Repeat, exactly and completely, the entries shown underneath.
BEGIN Information provided
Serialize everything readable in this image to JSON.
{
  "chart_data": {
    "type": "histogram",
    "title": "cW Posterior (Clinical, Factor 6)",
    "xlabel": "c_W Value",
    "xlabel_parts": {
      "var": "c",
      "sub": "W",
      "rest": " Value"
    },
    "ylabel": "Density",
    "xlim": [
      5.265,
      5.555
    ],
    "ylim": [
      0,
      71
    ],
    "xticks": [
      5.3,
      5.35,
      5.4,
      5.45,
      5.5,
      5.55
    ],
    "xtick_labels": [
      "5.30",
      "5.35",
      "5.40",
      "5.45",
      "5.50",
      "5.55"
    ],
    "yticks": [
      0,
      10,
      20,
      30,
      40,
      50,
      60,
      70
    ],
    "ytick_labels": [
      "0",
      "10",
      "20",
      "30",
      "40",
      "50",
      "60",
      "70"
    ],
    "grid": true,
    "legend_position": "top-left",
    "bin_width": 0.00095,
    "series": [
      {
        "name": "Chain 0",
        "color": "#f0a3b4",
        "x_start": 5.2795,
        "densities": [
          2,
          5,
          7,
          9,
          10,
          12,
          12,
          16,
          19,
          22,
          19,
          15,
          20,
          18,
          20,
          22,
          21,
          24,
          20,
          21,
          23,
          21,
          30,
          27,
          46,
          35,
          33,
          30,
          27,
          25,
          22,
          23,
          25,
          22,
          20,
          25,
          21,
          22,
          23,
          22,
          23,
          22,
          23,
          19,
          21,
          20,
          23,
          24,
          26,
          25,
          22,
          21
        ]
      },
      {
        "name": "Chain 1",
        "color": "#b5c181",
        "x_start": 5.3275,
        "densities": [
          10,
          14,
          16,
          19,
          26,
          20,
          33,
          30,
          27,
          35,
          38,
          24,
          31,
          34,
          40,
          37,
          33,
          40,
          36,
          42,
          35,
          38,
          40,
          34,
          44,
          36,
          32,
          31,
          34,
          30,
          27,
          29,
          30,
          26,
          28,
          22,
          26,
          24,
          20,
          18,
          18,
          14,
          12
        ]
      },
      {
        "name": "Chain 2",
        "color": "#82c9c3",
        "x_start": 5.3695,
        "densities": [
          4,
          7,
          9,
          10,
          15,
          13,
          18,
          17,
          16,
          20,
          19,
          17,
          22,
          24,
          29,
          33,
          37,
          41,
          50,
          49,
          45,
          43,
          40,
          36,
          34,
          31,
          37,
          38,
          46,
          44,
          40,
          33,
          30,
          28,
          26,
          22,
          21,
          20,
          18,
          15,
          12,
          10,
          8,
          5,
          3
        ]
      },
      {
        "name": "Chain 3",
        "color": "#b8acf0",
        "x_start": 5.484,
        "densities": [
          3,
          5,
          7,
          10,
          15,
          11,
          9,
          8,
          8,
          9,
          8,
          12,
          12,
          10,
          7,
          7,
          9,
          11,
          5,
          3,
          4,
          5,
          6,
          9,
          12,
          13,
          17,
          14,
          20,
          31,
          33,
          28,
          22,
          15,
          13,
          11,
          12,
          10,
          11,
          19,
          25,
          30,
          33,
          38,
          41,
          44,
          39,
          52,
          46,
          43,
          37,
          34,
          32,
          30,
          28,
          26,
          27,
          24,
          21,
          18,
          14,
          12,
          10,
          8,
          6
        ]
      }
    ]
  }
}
END Information provided
◆ Exercise result ◆
Serialize everything readable in this image to JSON.
{
  "chart_data": {
    "type": "histogram",
    "title": "cW Posterior (Clinical, Factor 6)",
    "xlabel": "c_W Value",
    "xlabel_parts": {
      "var": "c",
      "sub": "W",
      "rest": " Value"
    },
    "ylabel": "Density",
    "xlim": [
      5.265,
      5.555
    ],
    "ylim": [
      0,
      71
    ],
    "xticks": [
      5.3,
      5.35,
      5.4,
      5.45,
      5.5,
      5.55
    ],
    "xtick_labels": [
      "5.30",
      "5.35",
      "5.40",
      "5.45",
      "5.50",
      "5.55"
    ],
    "yticks": [
      0,
      10,
      20,
      30,
      40,
      50,
      60,
      70
    ],
    "ytick_labels": [
      "0",
      "10",
      "20",
      "30",
      "40",
      "50",
      "60",
      "70"
    ],
    "grid": true,
    "legend_position": "top-left",
    "bin_width": 0.00095,
    "series": [
      {
        "name": "Chain 0",
        "color": "#f0a3b4",
        "x_start": 5.2795,
        "densities": [
          2,
          5,
          7,
          9,
          10,
          12,
          12,
          16,
          19,
          22,
          19,
          15,
          20,
          18,
          20,
          22,
          21,
          24,
          20,
          21,
          23,
          21,
          30,
          27,
          46,
          35,
          33,
          30,
          27,
          25,
          22,
          23,
          25,
          22,
          20,
          25,
          21,
          22,
          23,
          22,
          23,
          22,
          23,
          19,
          21,
          20,
          23,
          24,
          26,
          25,
          22,
          21
        ]
      },
      {
        "name": "Chain 1",
        "color": "#b5c181",
        "x_start": 5.3275,
        "densities": [
          10,
          14,
          16,
          19,
          26,
          20,
          33,
          30,
          27,
          35,
          38,
          24,
          31,
          34,
          40,
          37,
          33,
          40,
          36,
          42,
          35,
          38,
          40,
          34,
          44,
          36,
          32,
          31,
          34,
          30,
          27,
          29,
          30,
          26,
          28,
          22,
          26,
          24,
          20,
          18,
          18,
          14,
          12
        ]
      },
      {
        "name": "Chain 2",
        "color": "#82c9c3",
        "x_start": 5.3695,
        "densities": [
          4,
          7,
          9,
          10,
          15,
          13,
          18,
          17,
          16,
          20,
          19,
          17,
          22,
          24,
          29,
          33,
          37,
          41,
          50,
          49,
          45,
          43,
          40,
          36,
          34,
          31,
          37,
          38,
          46,
          44,
          40,
          33,
          30,
          28,
          26,
          22,
          21,
          20,
          18,
          15,
          12,
          10,
          8,
          5,
          3
        ]
      },
      {
        "name": "Chain 3",
        "color": "#b8acf0",
        "x_start": 5.484,
        "densities": [
          3,
          5,
          7,
          10,
          15,
          11,
          9,
          8,
          8,
          9,
          8,
          12,
          12,
          10,
          7,
          7,
          9,
          11,
          5,
          3,
          4,
          5,
          6,
          9,
          12,
          13,
          17,
          14,
          20,
          31,
          33,
          28,
          22,
          15,
          13,
          11,
          12,
          10,
          11,
          19,
          25,
          30,
          33,
          38,
          41,
          44,
          39,
          52,
          46,
          43,
          37,
          34,
          32,
          30,
          28,
          26,
          27,
          24,
          21,
          18,
          14,
          12,
          10,
          8,
          6
        ]
      }
    ]
  }
}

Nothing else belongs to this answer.